[Layout region records]
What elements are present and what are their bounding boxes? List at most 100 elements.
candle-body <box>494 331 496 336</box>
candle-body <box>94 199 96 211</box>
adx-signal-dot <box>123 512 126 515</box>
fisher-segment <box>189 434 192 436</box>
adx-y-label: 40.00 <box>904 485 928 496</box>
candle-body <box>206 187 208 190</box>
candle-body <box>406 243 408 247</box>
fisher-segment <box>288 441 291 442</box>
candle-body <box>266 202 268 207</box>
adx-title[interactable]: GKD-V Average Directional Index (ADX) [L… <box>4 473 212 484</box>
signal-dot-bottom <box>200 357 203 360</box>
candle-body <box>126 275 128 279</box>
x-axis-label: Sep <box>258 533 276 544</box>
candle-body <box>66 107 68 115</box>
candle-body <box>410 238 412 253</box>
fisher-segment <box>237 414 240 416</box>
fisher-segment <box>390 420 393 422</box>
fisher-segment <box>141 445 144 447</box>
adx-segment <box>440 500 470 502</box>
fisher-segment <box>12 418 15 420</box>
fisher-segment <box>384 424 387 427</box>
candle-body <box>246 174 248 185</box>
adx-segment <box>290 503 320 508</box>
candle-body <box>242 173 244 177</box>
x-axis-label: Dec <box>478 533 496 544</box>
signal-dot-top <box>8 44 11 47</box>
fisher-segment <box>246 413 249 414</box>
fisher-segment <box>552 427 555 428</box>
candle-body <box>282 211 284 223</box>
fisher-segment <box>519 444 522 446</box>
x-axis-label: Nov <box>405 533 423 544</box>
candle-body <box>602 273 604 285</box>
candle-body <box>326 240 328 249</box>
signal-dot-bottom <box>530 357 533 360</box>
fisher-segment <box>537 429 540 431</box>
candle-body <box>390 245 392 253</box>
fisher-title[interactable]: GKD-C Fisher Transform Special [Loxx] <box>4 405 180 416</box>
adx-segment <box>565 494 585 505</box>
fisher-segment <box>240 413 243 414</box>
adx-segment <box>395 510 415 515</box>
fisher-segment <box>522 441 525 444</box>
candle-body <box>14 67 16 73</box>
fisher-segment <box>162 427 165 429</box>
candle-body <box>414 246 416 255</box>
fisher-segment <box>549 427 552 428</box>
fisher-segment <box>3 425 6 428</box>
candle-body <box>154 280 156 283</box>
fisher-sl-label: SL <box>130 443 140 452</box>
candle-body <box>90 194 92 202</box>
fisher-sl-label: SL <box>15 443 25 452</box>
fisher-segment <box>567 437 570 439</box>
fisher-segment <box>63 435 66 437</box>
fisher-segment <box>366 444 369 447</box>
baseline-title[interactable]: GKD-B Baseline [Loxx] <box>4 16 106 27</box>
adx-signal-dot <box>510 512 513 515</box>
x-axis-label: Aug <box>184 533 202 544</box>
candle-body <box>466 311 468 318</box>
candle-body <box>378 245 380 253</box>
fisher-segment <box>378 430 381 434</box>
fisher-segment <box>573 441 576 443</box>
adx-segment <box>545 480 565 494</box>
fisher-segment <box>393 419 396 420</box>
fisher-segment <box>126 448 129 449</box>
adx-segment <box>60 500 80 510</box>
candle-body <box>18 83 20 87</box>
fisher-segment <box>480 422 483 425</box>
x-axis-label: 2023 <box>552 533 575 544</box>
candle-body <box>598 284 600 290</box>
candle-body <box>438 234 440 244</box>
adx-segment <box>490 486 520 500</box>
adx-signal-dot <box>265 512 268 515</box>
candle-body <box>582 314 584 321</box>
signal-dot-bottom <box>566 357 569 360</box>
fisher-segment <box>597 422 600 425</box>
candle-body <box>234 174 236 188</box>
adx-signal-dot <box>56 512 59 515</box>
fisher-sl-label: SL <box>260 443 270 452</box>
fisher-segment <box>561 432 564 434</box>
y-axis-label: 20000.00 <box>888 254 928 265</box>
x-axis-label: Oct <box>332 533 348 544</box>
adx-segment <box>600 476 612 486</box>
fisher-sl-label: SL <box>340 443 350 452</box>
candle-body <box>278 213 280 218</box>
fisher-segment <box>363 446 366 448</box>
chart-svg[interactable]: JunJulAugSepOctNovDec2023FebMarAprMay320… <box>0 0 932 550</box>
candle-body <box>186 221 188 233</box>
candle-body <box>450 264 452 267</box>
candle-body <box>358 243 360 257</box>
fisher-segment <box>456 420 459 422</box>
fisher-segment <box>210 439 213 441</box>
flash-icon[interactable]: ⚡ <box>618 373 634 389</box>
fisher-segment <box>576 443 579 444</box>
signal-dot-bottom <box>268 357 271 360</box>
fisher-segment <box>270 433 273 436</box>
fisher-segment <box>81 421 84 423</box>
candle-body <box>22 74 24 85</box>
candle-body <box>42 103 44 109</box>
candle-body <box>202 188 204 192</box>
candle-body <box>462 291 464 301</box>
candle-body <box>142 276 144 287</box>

**WHAT IS BEING ASKED**
Show every line of the material above that contains the string "label", treating uppercase and lowercase letters as different.

**FINISHED ANSWER**
adx-y-label: 40.00 <box>904 485 928 496</box>
x-axis-label: Sep <box>258 533 276 544</box>
x-axis-label: Dec <box>478 533 496 544</box>
x-axis-label: Nov <box>405 533 423 544</box>
fisher-sl-label: SL <box>130 443 140 452</box>
fisher-sl-label: SL <box>15 443 25 452</box>
x-axis-label: Aug <box>184 533 202 544</box>
x-axis-label: 2023 <box>552 533 575 544</box>
fisher-sl-label: SL <box>260 443 270 452</box>
y-axis-label: 20000.00 <box>888 254 928 265</box>
x-axis-label: Oct <box>332 533 348 544</box>
fisher-sl-label: SL <box>340 443 350 452</box>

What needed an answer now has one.